Material for this exercise:
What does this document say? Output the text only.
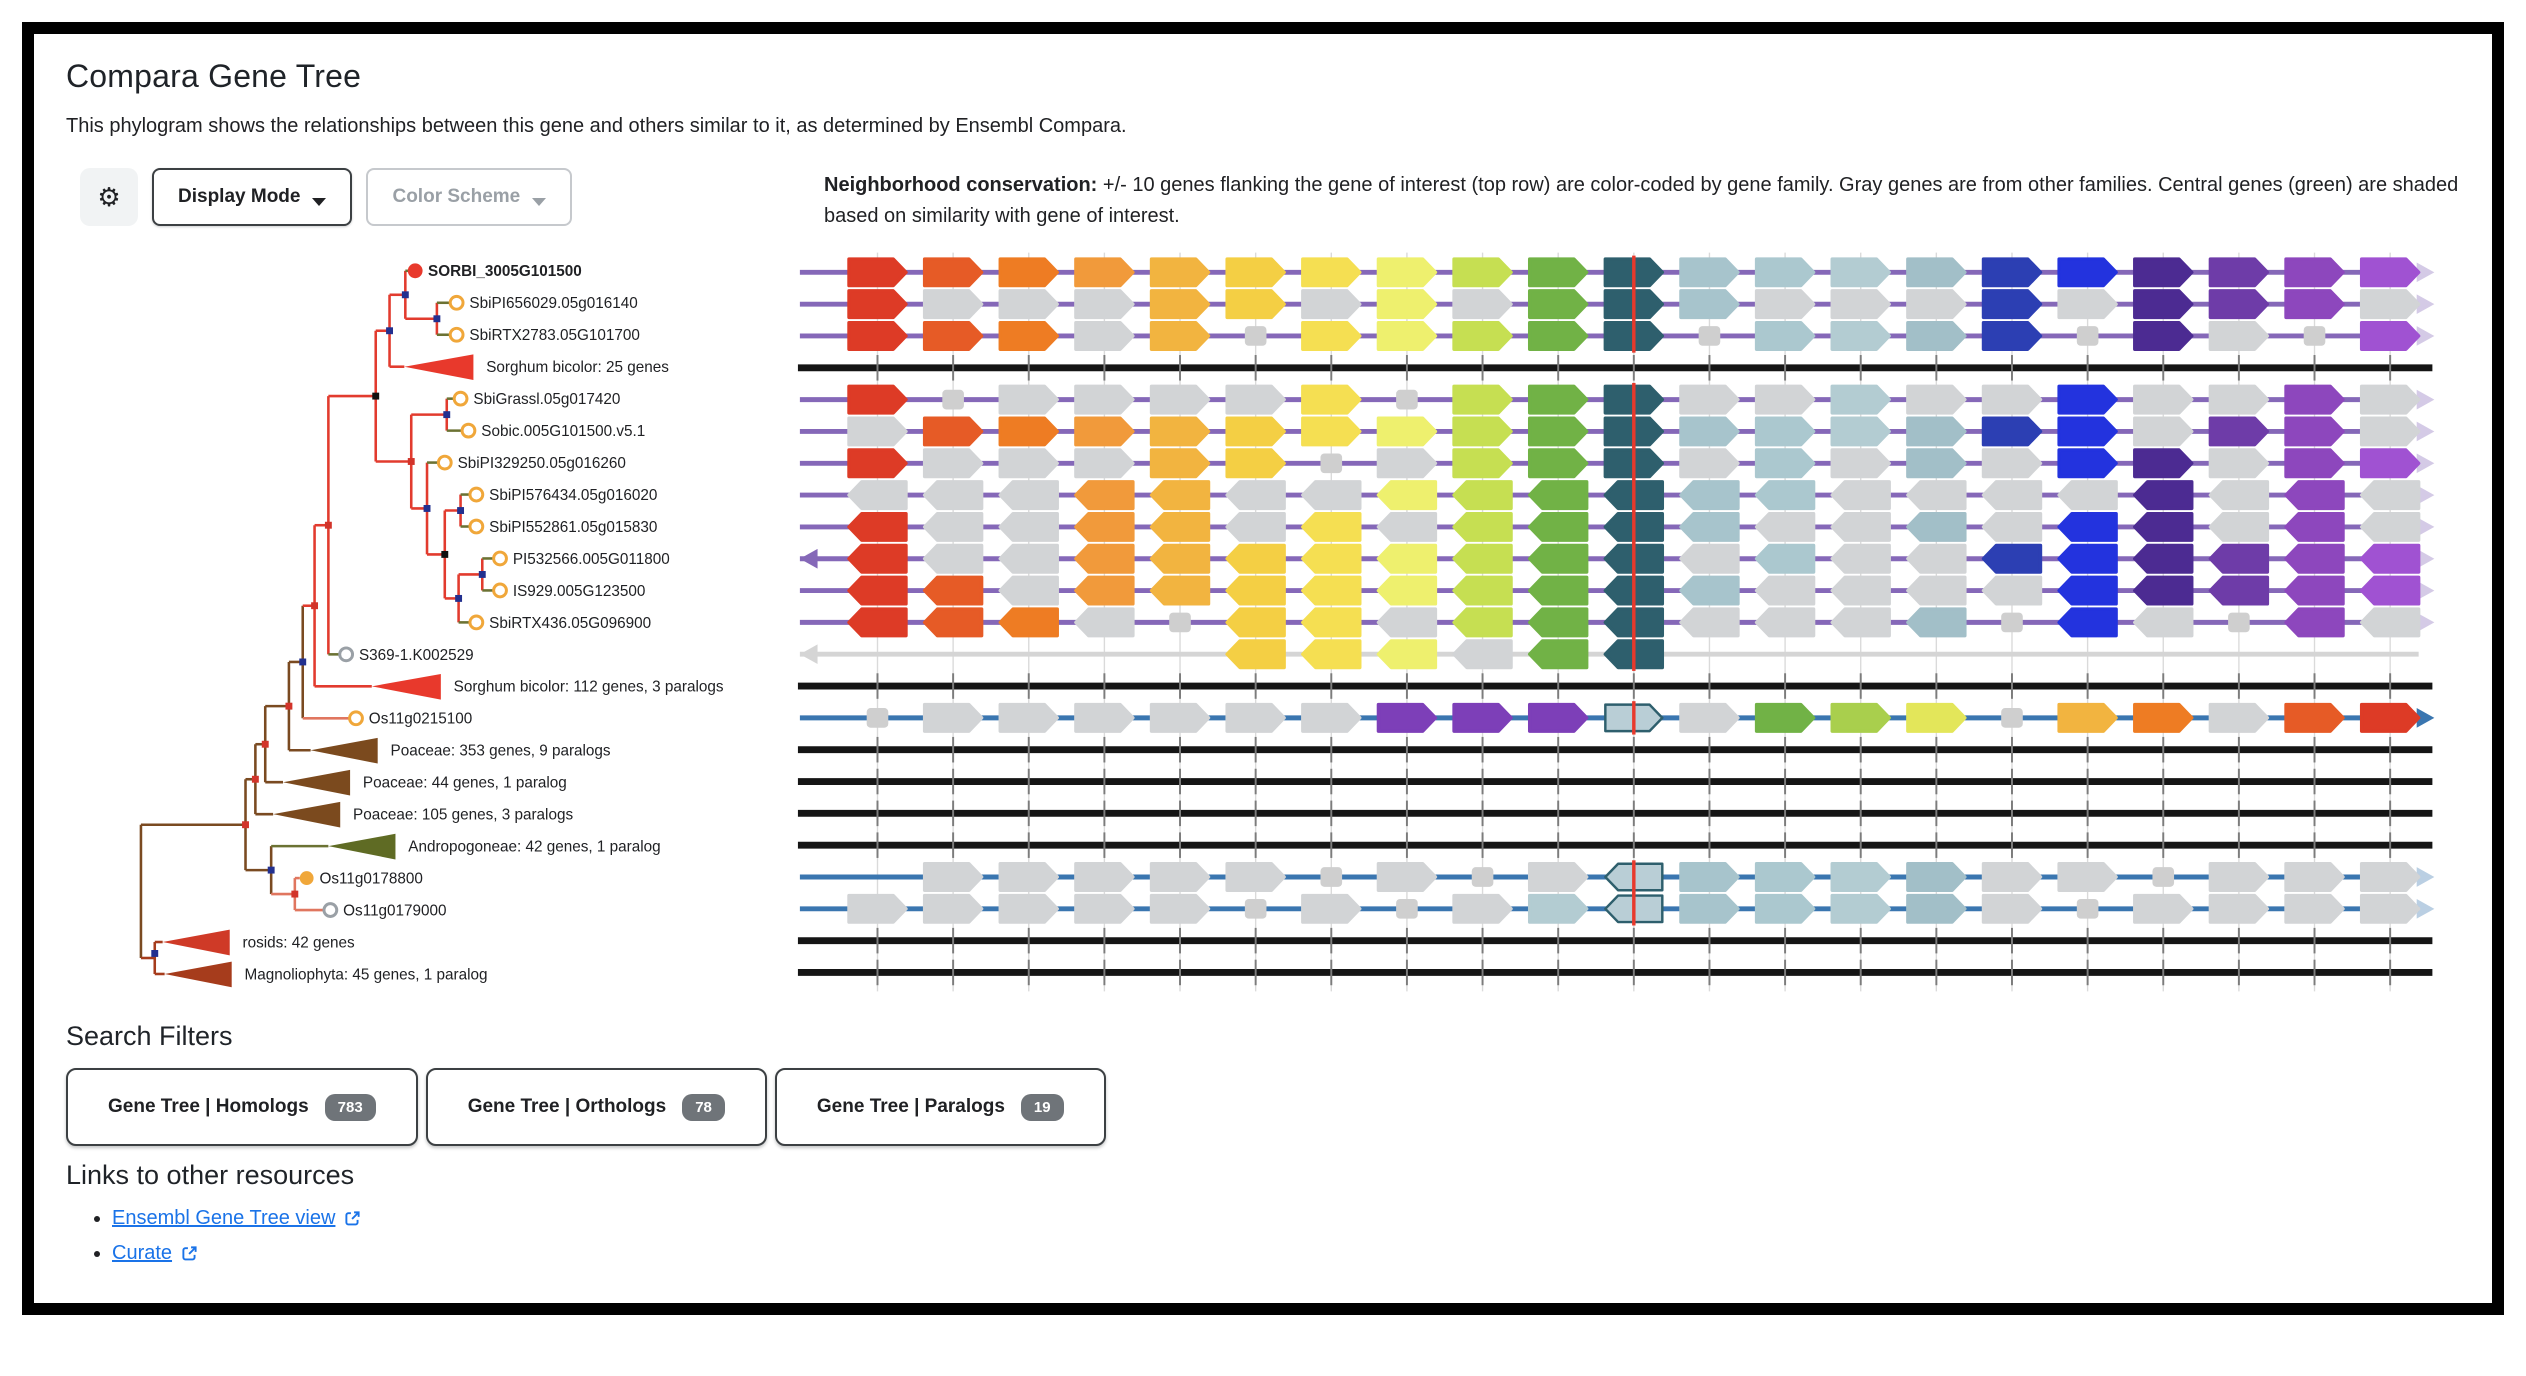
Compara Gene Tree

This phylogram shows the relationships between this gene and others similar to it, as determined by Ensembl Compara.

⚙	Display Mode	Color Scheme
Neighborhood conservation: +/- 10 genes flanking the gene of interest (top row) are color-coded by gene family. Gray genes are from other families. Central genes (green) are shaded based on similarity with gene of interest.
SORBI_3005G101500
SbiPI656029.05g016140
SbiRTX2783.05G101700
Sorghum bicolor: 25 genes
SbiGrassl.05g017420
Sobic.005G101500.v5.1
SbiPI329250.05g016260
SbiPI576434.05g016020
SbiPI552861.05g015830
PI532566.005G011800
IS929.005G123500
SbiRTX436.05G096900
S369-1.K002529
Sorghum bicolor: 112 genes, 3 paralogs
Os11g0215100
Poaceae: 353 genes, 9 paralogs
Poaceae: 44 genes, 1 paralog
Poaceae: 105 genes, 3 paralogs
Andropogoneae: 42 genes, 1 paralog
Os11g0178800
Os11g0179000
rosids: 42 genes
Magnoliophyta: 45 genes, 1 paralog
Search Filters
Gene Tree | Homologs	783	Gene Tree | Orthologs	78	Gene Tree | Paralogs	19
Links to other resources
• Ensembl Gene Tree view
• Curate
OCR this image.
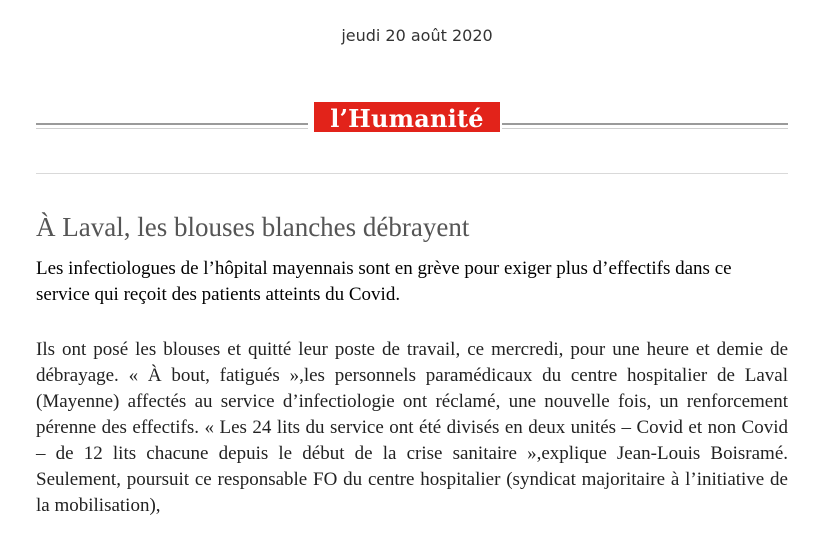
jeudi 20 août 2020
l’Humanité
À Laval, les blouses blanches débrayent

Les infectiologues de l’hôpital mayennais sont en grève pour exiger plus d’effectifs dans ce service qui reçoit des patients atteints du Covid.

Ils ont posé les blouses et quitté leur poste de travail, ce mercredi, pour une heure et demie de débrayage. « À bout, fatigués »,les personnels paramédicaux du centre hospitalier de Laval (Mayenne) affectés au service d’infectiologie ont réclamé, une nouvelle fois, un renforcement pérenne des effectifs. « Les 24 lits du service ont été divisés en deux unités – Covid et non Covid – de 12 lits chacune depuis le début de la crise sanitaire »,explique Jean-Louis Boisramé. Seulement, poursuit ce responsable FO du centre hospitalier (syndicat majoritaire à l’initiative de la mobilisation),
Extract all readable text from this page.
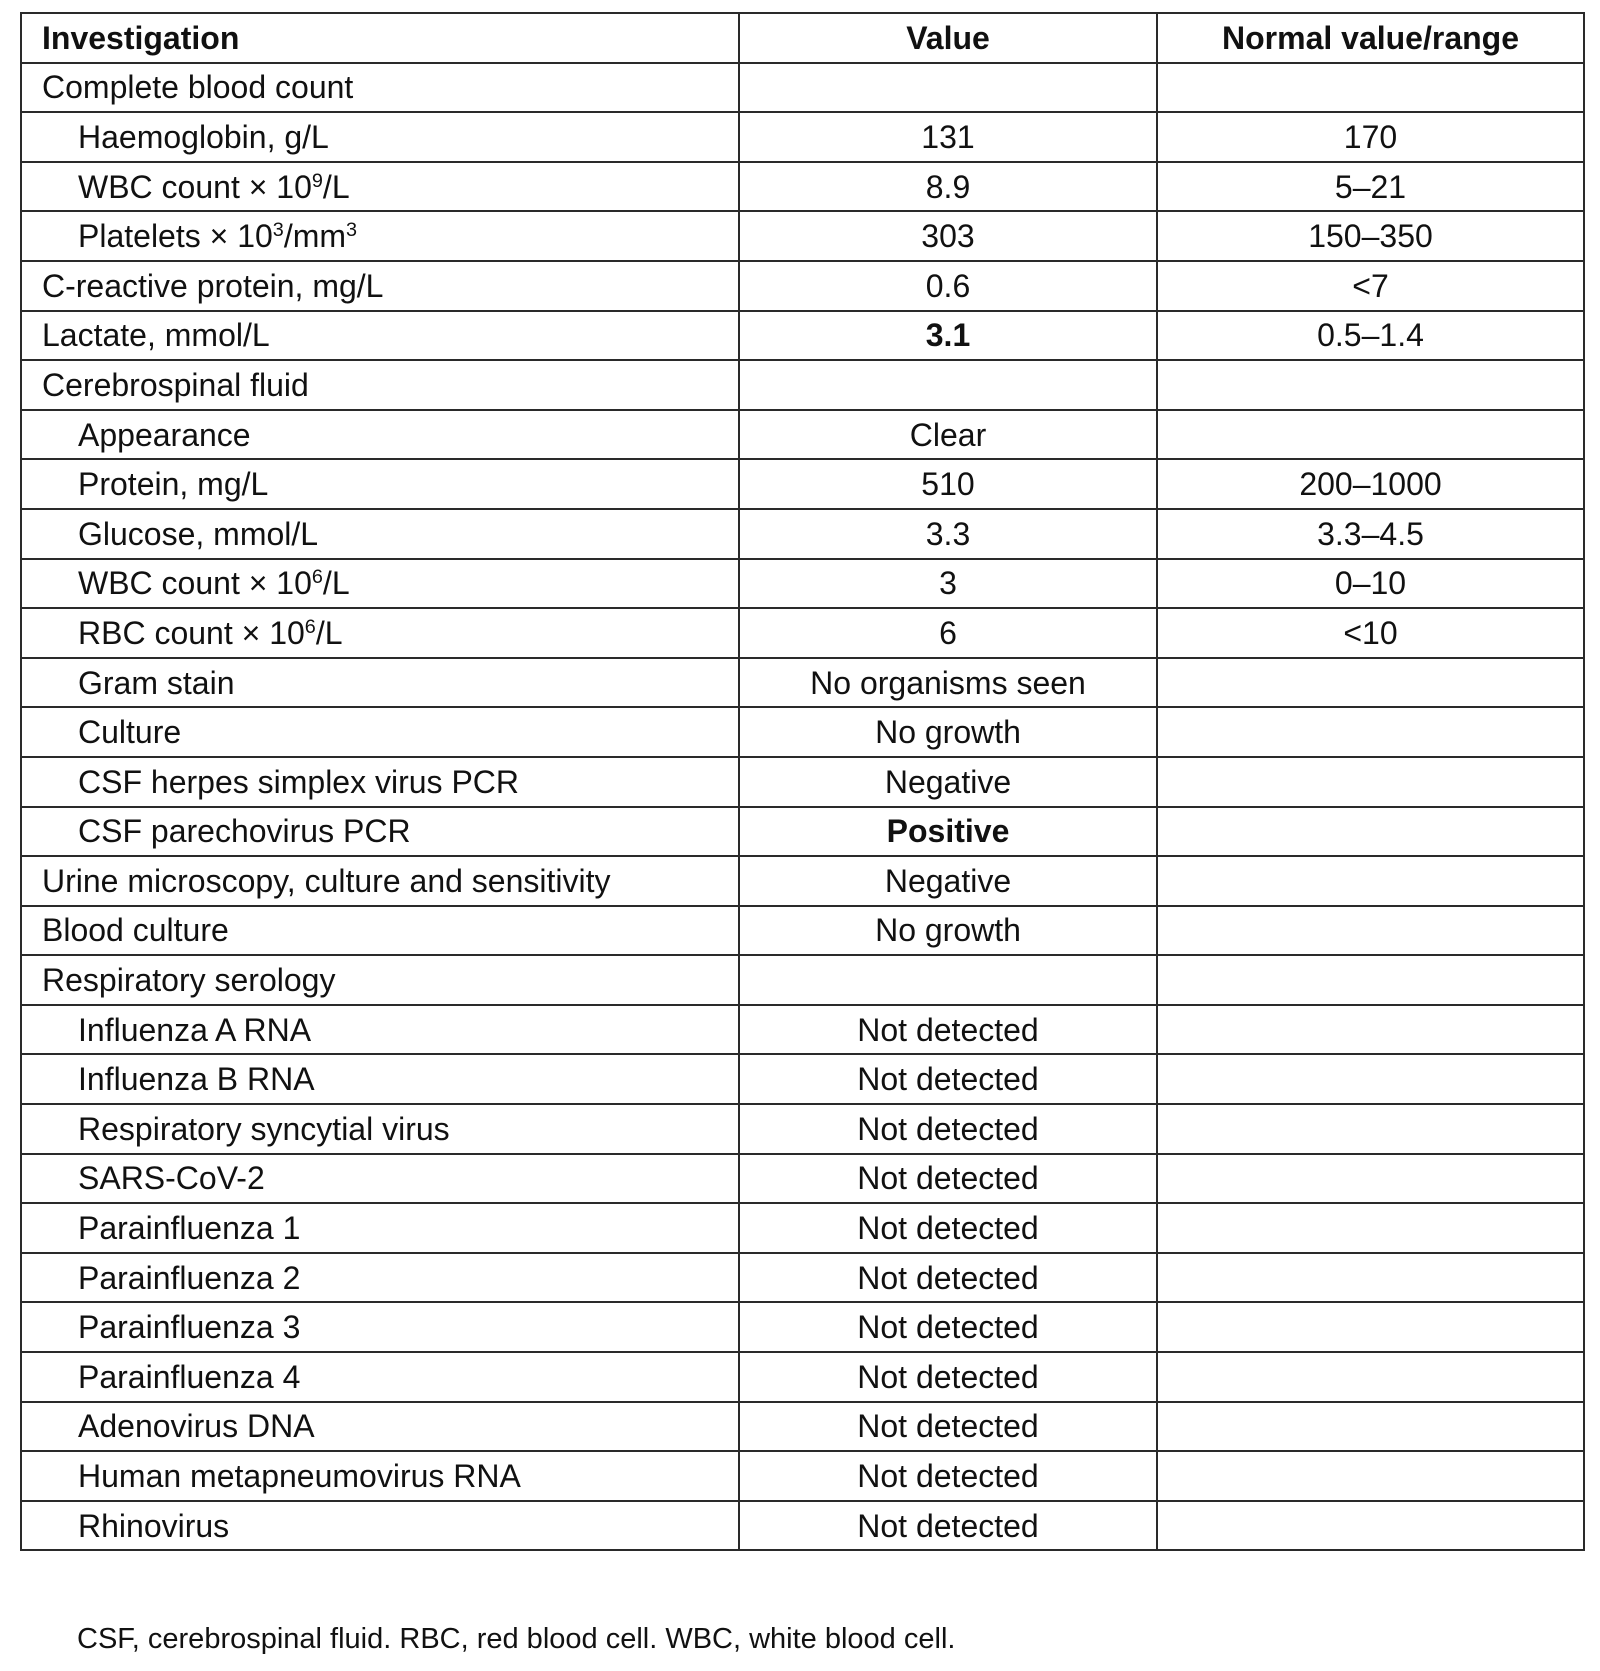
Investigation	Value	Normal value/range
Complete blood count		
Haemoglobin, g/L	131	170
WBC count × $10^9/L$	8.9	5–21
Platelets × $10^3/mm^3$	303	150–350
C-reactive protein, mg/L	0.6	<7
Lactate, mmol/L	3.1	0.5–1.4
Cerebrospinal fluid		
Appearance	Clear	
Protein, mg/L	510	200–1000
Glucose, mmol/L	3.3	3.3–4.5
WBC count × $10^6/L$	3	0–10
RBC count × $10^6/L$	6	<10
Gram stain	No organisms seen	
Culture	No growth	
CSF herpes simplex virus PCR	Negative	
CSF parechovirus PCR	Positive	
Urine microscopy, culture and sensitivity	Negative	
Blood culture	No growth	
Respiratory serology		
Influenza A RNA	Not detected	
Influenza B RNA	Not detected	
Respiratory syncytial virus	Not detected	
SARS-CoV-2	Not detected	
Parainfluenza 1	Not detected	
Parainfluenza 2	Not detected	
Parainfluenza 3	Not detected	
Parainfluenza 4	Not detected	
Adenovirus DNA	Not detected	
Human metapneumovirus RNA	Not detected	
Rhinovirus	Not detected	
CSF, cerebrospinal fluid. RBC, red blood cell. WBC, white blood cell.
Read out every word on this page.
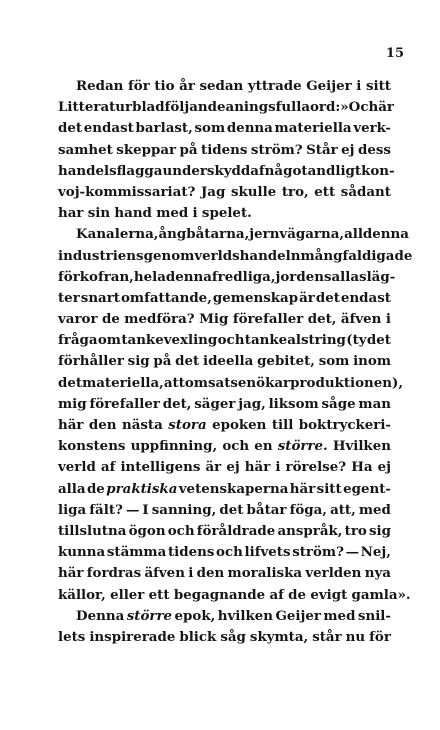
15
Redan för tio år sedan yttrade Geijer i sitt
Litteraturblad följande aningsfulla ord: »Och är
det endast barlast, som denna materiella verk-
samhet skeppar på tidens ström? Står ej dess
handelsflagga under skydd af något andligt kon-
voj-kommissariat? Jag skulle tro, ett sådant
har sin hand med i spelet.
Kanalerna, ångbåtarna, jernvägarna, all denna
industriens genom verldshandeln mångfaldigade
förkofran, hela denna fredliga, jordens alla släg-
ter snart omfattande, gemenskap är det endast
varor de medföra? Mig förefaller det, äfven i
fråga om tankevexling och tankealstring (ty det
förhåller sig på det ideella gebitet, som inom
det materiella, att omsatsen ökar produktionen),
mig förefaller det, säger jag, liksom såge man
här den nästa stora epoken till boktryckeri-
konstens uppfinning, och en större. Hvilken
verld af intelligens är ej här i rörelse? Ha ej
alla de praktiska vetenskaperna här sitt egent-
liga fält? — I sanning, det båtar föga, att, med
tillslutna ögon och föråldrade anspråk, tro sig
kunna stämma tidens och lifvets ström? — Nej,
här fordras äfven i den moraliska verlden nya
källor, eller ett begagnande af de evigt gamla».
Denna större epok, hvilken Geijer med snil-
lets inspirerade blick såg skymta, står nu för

What is required:
The response should repeat each record precisely and contain no pictures.

Solution to this exercise:
What does this document say? Output the text only.
Compara Gene Tree

This phylogram shows the relationships between this gene and others similar to it, as determined by Ensembl Compara.

⚙	Display Mode	Color Scheme
Neighborhood conservation: +/- 10 genes flanking the gene of interest (top row) are color-coded by gene family. Gray genes are from other families. Central genes (green) are shaded based on similarity with gene of interest.
SORBI_3005G101500
SbiPI656029.05g016140
SbiRTX2783.05G101700
Sorghum bicolor: 25 genes
SbiGrassl.05g017420
Sobic.005G101500.v5.1
SbiPI329250.05g016260
SbiPI576434.05g016020
SbiPI552861.05g015830
PI532566.005G011800
IS929.005G123500
SbiRTX436.05G096900
S369-1.K002529
Sorghum bicolor: 112 genes, 3 paralogs
Os11g0215100
Poaceae: 353 genes, 9 paralogs
Poaceae: 44 genes, 1 paralog
Poaceae: 105 genes, 3 paralogs
Andropogoneae: 42 genes, 1 paralog
Os11g0178800
Os11g0179000
rosids: 42 genes
Magnoliophyta: 45 genes, 1 paralog
Search Filters
Gene Tree | Homologs	783	Gene Tree | Orthologs	78	Gene Tree | Paralogs	19
Links to other resources
• Ensembl Gene Tree view
• Curate
OCR this image.
jeudi 20 août 2020
l’Humanité
À Laval, les blouses blanches débrayent

Les infectiologues de l’hôpital mayennais sont en grève pour exiger plus d’effectifs dans ce service qui reçoit des patients atteints du Covid.

Ils ont posé les blouses et quitté leur poste de travail, ce mercredi, pour une heure et demie de débrayage. « À bout, fatigués »,les personnels paramédicaux du centre hospitalier de Laval (Mayenne) affectés au service d’infectiologie ont réclamé, une nouvelle fois, un renforcement pérenne des effectifs. « Les 24 lits du service ont été divisés en deux unités – Covid et non Covid – de 12 lits chacune depuis le début de la crise sanitaire »,explique Jean-Louis Boisramé. Seulement, poursuit ce responsable FO du centre hospitalier (syndicat majoritaire à l’initiative de la mobilisation),
Extract all readable text from this page.
Investigation	Value	Normal value/range
Complete blood count		
Haemoglobin, g/L	131	170
WBC count × $10^9/L$	8.9	5–21
Platelets × $10^3/mm^3$	303	150–350
C-reactive protein, mg/L	0.6	<7
Lactate, mmol/L	3.1	0.5–1.4
Cerebrospinal fluid		
Appearance	Clear	
Protein, mg/L	510	200–1000
Glucose, mmol/L	3.3	3.3–4.5
WBC count × $10^6/L$	3	0–10
RBC count × $10^6/L$	6	<10
Gram stain	No organisms seen	
Culture	No growth	
CSF herpes simplex virus PCR	Negative	
CSF parechovirus PCR	Positive	
Urine microscopy, culture and sensitivity	Negative	
Blood culture	No growth	
Respiratory serology		
Influenza A RNA	Not detected	
Influenza B RNA	Not detected	
Respiratory syncytial virus	Not detected	
SARS-CoV-2	Not detected	
Parainfluenza 1	Not detected	
Parainfluenza 2	Not detected	
Parainfluenza 3	Not detected	
Parainfluenza 4	Not detected	
Adenovirus DNA	Not detected	
Human metapneumovirus RNA	Not detected	
Rhinovirus	Not detected	
CSF, cerebrospinal fluid. RBC, red blood cell. WBC, white blood cell.
Read out every word on this page.
15
Redan för tio år sedan yttrade Geijer i sitt
Litteraturblad följande aningsfulla ord: »Och är
det endast barlast, som denna materiella verk-
samhet skeppar på tidens ström? Står ej dess
handelsflagga under skydd af något andligt kon-
voj-kommissariat? Jag skulle tro, ett sådant
har sin hand med i spelet.
Kanalerna, ångbåtarna, jernvägarna, all denna
industriens genom verldshandeln mångfaldigade
förkofran, hela denna fredliga, jordens alla släg-
ter snart omfattande, gemenskap är det endast
varor de medföra? Mig förefaller det, äfven i
fråga om tankevexling och tankealstring (ty det
förhåller sig på det ideella gebitet, som inom
det materiella, att omsatsen ökar produktionen),
mig förefaller det, säger jag, liksom såge man
här den nästa stora epoken till boktryckeri-
konstens uppfinning, och en större. Hvilken
verld af intelligens är ej här i rörelse? Ha ej
alla de praktiska vetenskaperna här sitt egent-
liga fält? — I sanning, det båtar föga, att, med
tillslutna ögon och föråldrade anspråk, tro sig
kunna stämma tidens och lifvets ström? — Nej,
här fordras äfven i den moraliska verlden nya
källor, eller ett begagnande af de evigt gamla».
Denna större epok, hvilken Geijer med snil-
lets inspirerade blick såg skymta, står nu för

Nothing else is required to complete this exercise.